### SOURCE DOCUMENT
In addition to ZCFR, DCP is also starting public review for zoning changes in three neighborhoods as part of DCP’s Resilient Neighborhood Initiative – Gerritsen Beach and Sheepshead Bay in Brooklyn, and Old Howard Beach in Queens. These actions address resiliency challenges that are specific to the conditions found in these areas:
“We applaud the Department of City Planning for proposing these zoning changes that will increase community resiliency and save homeowners money on their flood insurance premiums,” said Christie Peale, CEO/Executive Director for the Center for NYC Neighborhoods. “These progressive changes will remove obstacles to neighborhood resiliency, not only for homeowners and their tenants who are currently at risk of flooding, but also for communities that will face additional flood risk by 2050. We are also gratified that this forward-looking framework will allow for flexible zoning to allow homeowners to retrofit their properties in a manner that maintains neighborhood integrity.”
“Our city is grappling with the impact of COVID-19 and has not yet fully recovered from Superstorm Sandy. These are stark reminders that climate change is here, and we must ensure that our coastline is resilient. These proposed zoning changes will help buildings better withstand flooding and storms, shortening the path for New Yorkers to return home or reopen their business after a disaster,” said Jessica Katz, Executive Director of Citizens Housing & Planning Council.
“Coastal cities across the nation are struggling to provide affordable housing to millions of low and moderate income households, and are concurrently struggling to preserve existing affordable housing stock, particularly rental, from significant risk from natural hazards such as flooding and rising sea levels,” said Laurie Schoeman, National Director, Resiliency and Disaster Recovery, Enterprise Community Partners. “The future of flood-prone communities will depend on the creativity and innovation that can be brought forward to ensure building owners and communities are incented to invest in resiliency strategies to protect this critical housing inventory. The land use zoning framework New York City’s City Planning team is deploying is creative, forward looking and a scalable solution to protect housing in flood-vulnerable communities across the nation.”

### RECORDED INFORMATION
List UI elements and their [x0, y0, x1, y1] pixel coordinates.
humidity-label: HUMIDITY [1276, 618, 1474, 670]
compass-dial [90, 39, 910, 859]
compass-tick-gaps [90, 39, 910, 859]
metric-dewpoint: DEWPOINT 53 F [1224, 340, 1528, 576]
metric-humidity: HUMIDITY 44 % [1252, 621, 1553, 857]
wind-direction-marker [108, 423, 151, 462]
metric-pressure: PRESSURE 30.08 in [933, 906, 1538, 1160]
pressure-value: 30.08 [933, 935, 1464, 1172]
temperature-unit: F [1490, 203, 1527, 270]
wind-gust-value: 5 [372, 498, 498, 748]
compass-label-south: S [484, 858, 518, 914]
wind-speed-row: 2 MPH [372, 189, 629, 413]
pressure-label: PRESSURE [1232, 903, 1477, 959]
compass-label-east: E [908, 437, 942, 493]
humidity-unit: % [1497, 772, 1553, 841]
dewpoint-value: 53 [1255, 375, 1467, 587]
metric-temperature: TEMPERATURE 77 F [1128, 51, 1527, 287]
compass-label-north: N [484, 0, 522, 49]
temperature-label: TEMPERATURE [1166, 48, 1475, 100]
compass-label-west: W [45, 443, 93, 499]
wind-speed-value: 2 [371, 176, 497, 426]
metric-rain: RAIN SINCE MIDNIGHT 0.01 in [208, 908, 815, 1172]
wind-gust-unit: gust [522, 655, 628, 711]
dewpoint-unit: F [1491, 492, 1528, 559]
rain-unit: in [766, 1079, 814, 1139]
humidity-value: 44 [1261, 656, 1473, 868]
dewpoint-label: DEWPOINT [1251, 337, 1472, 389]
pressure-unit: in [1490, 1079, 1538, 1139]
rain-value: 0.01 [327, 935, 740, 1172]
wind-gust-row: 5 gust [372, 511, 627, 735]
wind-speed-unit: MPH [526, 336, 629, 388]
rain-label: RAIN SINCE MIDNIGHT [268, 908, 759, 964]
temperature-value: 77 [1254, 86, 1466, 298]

### WORK ITEM
Decide whether each statement agrees with the zoning text, answering yes or no and quoting the deciding words. 1. The neighborhood zoning changes include Old Howard Beach in Queens. 2. Jessica Katz leads the Center for NYC Neighborhoods. 3. Laurie Schoeman describes the city's zoning framework as a scalable solution.

### OUTPUT OF THE TASK
1. Yes: "Gerritsen Beach and Sheepshead Bay in Brooklyn, and Old Howard Beach in Queens"
2. No: "said Jessica Katz, Executive Director of Citizens Housing & Planning Council"
3. Yes: "creative, forward looking and a scalable solution"